• **CHALLENGE**
Print every row below again, unchanged down to the last character.

+ + + + + + +

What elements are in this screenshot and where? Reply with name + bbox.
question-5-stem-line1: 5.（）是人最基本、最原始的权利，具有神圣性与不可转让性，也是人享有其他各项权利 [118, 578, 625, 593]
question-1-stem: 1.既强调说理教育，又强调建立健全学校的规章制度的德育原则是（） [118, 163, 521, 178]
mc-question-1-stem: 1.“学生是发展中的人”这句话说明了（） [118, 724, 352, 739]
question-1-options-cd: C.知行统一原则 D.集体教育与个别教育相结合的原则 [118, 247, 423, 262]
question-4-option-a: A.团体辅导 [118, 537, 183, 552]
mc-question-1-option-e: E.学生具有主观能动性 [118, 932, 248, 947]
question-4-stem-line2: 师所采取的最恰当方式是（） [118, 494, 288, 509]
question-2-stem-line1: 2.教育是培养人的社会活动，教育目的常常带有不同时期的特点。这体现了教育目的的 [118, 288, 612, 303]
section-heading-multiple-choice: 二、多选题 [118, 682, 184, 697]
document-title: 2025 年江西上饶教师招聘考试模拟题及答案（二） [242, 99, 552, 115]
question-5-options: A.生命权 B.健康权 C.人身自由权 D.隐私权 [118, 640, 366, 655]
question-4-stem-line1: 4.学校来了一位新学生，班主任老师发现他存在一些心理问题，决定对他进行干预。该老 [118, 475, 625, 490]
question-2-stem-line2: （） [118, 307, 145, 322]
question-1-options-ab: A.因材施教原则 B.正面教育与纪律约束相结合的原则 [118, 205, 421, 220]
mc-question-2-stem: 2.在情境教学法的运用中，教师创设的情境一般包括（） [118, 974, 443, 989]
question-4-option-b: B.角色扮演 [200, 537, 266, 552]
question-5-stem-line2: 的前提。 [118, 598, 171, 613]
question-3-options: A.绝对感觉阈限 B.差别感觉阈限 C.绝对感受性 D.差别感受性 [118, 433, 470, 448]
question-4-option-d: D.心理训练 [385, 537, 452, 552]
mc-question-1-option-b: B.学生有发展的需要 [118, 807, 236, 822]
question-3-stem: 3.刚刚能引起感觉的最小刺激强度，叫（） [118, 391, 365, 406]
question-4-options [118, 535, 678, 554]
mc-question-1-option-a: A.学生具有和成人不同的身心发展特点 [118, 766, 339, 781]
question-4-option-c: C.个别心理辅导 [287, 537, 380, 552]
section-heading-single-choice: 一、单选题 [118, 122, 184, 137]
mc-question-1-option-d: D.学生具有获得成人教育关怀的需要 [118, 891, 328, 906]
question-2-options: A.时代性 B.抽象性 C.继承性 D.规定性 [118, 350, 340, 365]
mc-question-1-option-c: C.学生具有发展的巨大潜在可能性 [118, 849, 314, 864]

+ + + + + + +

• **EXERCISE OUTPUT**
What elements are in this screenshot and where? Reply with name + bbox.
question-5-stem-line1: 5.（）是人最基本、最原始的权利，具有神圣性与不可转让性，也是人享有其他各项权利 [118, 578, 625, 593]
question-1-stem: 1.既强调说理教育，又强调建立健全学校的规章制度的德育原则是（） [118, 163, 521, 178]
mc-question-1-stem: 1.“学生是发展中的人”这句话说明了（） [118, 724, 352, 739]
question-1-options-cd: C.知行统一原则 D.集体教育与个别教育相结合的原则 [118, 247, 423, 262]
question-4-option-a: A.团体辅导 [118, 537, 183, 552]
mc-question-1-option-e: E.学生具有主观能动性 [118, 932, 248, 947]
question-4-stem-line2: 师所采取的最恰当方式是（） [118, 494, 288, 509]
question-2-stem-line1: 2.教育是培养人的社会活动，教育目的常常带有不同时期的特点。这体现了教育目的的 [118, 288, 612, 303]
section-heading-multiple-choice: 二、多选题 [118, 682, 184, 697]
document-title: 2025 年江西上饶教师招聘考试模拟题及答案（二） [242, 99, 552, 115]
question-5-options: A.生命权 B.健康权 C.人身自由权 D.隐私权 [118, 640, 366, 655]
question-4-stem-line1: 4.学校来了一位新学生，班主任老师发现他存在一些心理问题，决定对他进行干预。该老 [118, 475, 625, 490]
question-2-stem-line2: （） [118, 307, 145, 322]
question-1-options-ab: A.因材施教原则 B.正面教育与纪律约束相结合的原则 [118, 205, 421, 220]
mc-question-2-stem: 2.在情境教学法的运用中，教师创设的情境一般包括（） [118, 974, 443, 989]
question-4-option-b: B.角色扮演 [200, 537, 266, 552]
question-5-stem-line2: 的前提。 [118, 598, 171, 613]
question-3-options: A.绝对感觉阈限 B.差别感觉阈限 C.绝对感受性 D.差别感受性 [118, 433, 470, 448]
question-4-option-d: D.心理训练 [385, 537, 452, 552]
mc-question-1-option-b: B.学生有发展的需要 [118, 807, 236, 822]
question-3-stem: 3.刚刚能引起感觉的最小刺激强度，叫（） [118, 391, 365, 406]
question-4-options [118, 535, 678, 554]
mc-question-1-option-a: A.学生具有和成人不同的身心发展特点 [118, 766, 339, 781]
question-4-option-c: C.个别心理辅导 [287, 537, 380, 552]
section-heading-single-choice: 一、单选题 [118, 122, 184, 137]
mc-question-1-option-d: D.学生具有获得成人教育关怀的需要 [118, 891, 328, 906]
question-2-options: A.时代性 B.抽象性 C.继承性 D.规定性 [118, 350, 340, 365]
mc-question-1-option-c: C.学生具有发展的巨大潜在可能性 [118, 849, 314, 864]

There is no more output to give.